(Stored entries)
════
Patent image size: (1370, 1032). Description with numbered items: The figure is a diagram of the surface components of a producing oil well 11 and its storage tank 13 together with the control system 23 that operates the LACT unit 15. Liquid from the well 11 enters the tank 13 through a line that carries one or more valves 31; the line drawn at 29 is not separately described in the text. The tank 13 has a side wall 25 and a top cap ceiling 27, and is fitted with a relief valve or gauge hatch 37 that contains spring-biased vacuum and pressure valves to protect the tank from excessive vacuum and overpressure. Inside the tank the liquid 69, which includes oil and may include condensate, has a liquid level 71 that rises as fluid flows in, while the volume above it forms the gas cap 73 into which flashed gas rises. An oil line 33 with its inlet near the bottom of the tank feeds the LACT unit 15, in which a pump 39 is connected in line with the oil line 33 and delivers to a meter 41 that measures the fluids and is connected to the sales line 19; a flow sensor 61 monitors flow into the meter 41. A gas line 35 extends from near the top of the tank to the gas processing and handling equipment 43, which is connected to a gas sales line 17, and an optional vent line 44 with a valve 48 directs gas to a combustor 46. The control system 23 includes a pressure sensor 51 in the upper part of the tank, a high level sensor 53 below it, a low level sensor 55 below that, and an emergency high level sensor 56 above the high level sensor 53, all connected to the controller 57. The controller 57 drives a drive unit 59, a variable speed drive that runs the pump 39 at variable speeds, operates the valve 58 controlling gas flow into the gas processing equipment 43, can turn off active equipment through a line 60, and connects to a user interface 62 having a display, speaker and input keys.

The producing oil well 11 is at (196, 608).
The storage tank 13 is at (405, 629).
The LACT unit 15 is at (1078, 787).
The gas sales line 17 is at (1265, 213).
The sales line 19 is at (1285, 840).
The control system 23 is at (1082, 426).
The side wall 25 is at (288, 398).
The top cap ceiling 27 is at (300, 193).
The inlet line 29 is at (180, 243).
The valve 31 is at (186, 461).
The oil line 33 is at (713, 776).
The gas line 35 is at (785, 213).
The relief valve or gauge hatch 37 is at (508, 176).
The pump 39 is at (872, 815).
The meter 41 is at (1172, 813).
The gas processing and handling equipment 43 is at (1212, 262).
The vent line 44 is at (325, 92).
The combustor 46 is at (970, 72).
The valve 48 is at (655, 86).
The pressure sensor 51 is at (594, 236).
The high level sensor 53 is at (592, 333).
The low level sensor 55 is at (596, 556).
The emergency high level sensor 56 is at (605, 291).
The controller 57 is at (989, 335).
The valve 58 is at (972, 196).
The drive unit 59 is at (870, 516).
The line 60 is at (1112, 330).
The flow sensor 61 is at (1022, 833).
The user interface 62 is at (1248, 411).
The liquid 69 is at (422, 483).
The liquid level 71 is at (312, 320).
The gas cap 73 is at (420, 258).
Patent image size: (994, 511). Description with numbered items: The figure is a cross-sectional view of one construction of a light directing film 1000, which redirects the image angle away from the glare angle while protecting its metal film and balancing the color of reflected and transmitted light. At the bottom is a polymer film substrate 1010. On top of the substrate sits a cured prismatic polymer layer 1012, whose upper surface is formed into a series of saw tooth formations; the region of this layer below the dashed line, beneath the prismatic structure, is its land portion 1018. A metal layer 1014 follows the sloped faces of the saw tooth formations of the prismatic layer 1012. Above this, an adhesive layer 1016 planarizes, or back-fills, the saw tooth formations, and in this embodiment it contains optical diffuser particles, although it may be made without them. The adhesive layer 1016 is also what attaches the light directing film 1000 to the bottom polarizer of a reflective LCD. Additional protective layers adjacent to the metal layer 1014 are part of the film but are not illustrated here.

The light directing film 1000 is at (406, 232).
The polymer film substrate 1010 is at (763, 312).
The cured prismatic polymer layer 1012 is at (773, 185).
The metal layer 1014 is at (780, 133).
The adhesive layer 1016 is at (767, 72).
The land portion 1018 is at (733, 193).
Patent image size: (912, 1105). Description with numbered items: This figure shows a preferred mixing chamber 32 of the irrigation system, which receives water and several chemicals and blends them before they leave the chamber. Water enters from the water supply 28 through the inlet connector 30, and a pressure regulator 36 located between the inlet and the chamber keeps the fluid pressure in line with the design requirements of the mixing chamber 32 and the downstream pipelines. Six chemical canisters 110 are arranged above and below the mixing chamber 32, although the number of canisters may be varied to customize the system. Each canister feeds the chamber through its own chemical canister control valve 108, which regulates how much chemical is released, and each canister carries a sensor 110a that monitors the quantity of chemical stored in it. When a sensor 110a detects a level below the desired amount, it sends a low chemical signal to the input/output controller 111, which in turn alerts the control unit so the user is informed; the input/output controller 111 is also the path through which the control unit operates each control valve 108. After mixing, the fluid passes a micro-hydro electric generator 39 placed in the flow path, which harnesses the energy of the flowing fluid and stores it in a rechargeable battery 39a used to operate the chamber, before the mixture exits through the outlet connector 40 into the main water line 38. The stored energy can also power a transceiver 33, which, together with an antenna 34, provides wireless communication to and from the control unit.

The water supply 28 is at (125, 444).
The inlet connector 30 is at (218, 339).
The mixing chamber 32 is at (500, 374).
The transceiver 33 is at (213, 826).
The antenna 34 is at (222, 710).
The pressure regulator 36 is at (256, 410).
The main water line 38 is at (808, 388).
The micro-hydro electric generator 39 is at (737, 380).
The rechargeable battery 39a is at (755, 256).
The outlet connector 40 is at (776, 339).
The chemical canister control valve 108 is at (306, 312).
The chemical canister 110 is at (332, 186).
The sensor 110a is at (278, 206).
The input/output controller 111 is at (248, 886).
════
• GIVEN EXERCISE:
Recast every line of the records above as a JSON list of strings, with one string per line and blank lines omitted.

• EXPECTED ANSWER:
[
  "Patent image size: (1370, 1032). Description with numbered items: The figure is a diagram of the surface components of a producing oil well 11 and its storage tank 13 together with the control system 23 that operates the LACT unit 15. Liquid from the well 11 enters the tank 13 through a line that carries one or more valves 31; the line drawn at 29 is not separately described in the text. The tank 13 has a side wall 25 and a top cap ceiling 27, and is fitted with a relief valve or gauge hatch 37 that contains spring-biased vacuum and pressure valves to protect the tank from excessive vacuum and overpressure. Inside the tank the liquid 69, which includes oil and may include condensate, has a liquid level 71 that rises as fluid flows in, while the volume above it forms the gas cap 73 into which flashed gas rises. An oil line 33 with its inlet near the bottom of the tank feeds the LACT unit 15, in which a pump 39 is connected in line with the oil line 33 and delivers to a meter 41 that measures the fluids and is connected to the sales line 19; a flow sensor 61 monitors flow into the meter 41. A gas line 35 extends from near the top of the tank to the gas processing and handling equipment 43, which is connected to a gas sales line 17, and an optional vent line 44 with a valve 48 directs gas to a combustor 46. The control system 23 includes a pressure sensor 51 in the upper part of the tank, a high level sensor 53 below it, a low level sensor 55 below that, and an emergency high level sensor 56 above the high level sensor 53, all connected to the controller 57. The controller 57 drives a drive unit 59, a variable speed drive that runs the pump 39 at variable speeds, operates the valve 58 controlling gas flow into the gas processing equipment 43, can turn off active equipment through a line 60, and connects to a user interface 62 having a display, speaker and input keys.",
  "The producing oil well 11 is at (196, 608).",
  "The storage tank 13 is at (405, 629).",
  "The LACT unit 15 is at (1078, 787).",
  "The gas sales line 17 is at (1265, 213).",
  "The sales line 19 is at (1285, 840).",
  "The control system 23 is at (1082, 426).",
  "The side wall 25 is at (288, 398).",
  "The top cap ceiling 27 is at (300, 193).",
  "The inlet line 29 is at (180, 243).",
  "The valve 31 is at (186, 461).",
  "The oil line 33 is at (713, 776).",
  "The gas line 35 is at (785, 213).",
  "The relief valve or gauge hatch 37 is at (508, 176).",
  "The pump 39 is at (872, 815).",
  "The meter 41 is at (1172, 813).",
  "The gas processing and handling equipment 43 is at (1212, 262).",
  "The vent line 44 is at (325, 92).",
  "The combustor 46 is at (970, 72).",
  "The valve 48 is at (655, 86).",
  "The pressure sensor 51 is at (594, 236).",
  "The high level sensor 53 is at (592, 333).",
  "The low level sensor 55 is at (596, 556).",
  "The emergency high level sensor 56 is at (605, 291).",
  "The controller 57 is at (989, 335).",
  "The valve 58 is at (972, 196).",
  "The drive unit 59 is at (870, 516).",
  "The line 60 is at (1112, 330).",
  "The flow sensor 61 is at (1022, 833).",
  "The user interface 62 is at (1248, 411).",
  "The liquid 69 is at (422, 483).",
  "The liquid level 71 is at (312, 320).",
  "The gas cap 73 is at (420, 258).",
  "Patent image size: (994, 511). Description with numbered items: The figure is a cross-sectional view of one construction of a light directing film 1000, which redirects the image angle away from the glare angle while protecting its metal film and balancing the color of reflected and transmitted light. At the bottom is a polymer film substrate 1010. On top of the substrate sits a cured prismatic polymer layer 1012, whose upper surface is formed into a series of saw tooth formations; the region of this layer below the dashed line, beneath the prismatic structure, is its land portion 1018. A metal layer 1014 follows the sloped faces of the saw tooth formations of the prismatic layer 1012. Above this, an adhesive layer 1016 planarizes, or back-fills, the saw tooth formations, and in this embodiment it contains optical diffuser particles, although it may be made without them. The adhesive layer 1016 is also what attaches the light directing film 1000 to the bottom polarizer of a reflective LCD. Additional protective layers adjacent to the metal layer 1014 are part of the film but are not illustrated here.",
  "The light directing film 1000 is at (406, 232).",
  "The polymer film substrate 1010 is at (763, 312).",
  "The cured prismatic polymer layer 1012 is at (773, 185).",
  "The metal layer 1014 is at (780, 133).",
  "The adhesive layer 1016 is at (767, 72).",
  "The land portion 1018 is at (733, 193).",
  "Patent image size: (912, 1105). Description with numbered items: This figure shows a preferred mixing chamber 32 of the irrigation system, which receives water and several chemicals and blends them before they leave the chamber. Water enters from the water supply 28 through the inlet connector 30, and a pressure regulator 36 located between the inlet and the chamber keeps the fluid pressure in line with the design requirements of the mixing chamber 32 and the downstream pipelines. Six chemical canisters 110 are arranged above and below the mixing chamber 32, although the number of canisters may be varied to customize the system. Each canister feeds the chamber through its own chemical canister control valve 108, which regulates how much chemical is released, and each canister carries a sensor 110a that monitors the quantity of chemical stored in it. When a sensor 110a detects a level below the desired amount, it sends a low chemical signal to the input/output controller 111, which in turn alerts the control unit so the user is informed; the input/output controller 111 is also the path through which the control unit operates each control valve 108. After mixing, the fluid passes a micro-hydro electric generator 39 placed in the flow path, which harnesses the energy of the flowing fluid and stores it in a rechargeable battery 39a used to operate the chamber, before the mixture exits through the outlet connector 40 into the main water line 38. The stored energy can also power a transceiver 33, which, together with an antenna 34, provides wireless communication to and from the control unit.",
  "The water supply 28 is at (125, 444).",
  "The inlet connector 30 is at (218, 339).",
  "The mixing chamber 32 is at (500, 374).",
  "The transceiver 33 is at (213, 826).",
  "The antenna 34 is at (222, 710).",
  "The pressure regulator 36 is at (256, 410).",
  "The main water line 38 is at (808, 388).",
  "The micro-hydro electric generator 39 is at (737, 380).",
  "The rechargeable battery 39a is at (755, 256).",
  "The outlet connector 40 is at (776, 339).",
  "The chemical canister control valve 108 is at (306, 312).",
  "The chemical canister 110 is at (332, 186).",
  "The sensor 110a is at (278, 206).",
  "The input/output controller 111 is at (248, 886)."
]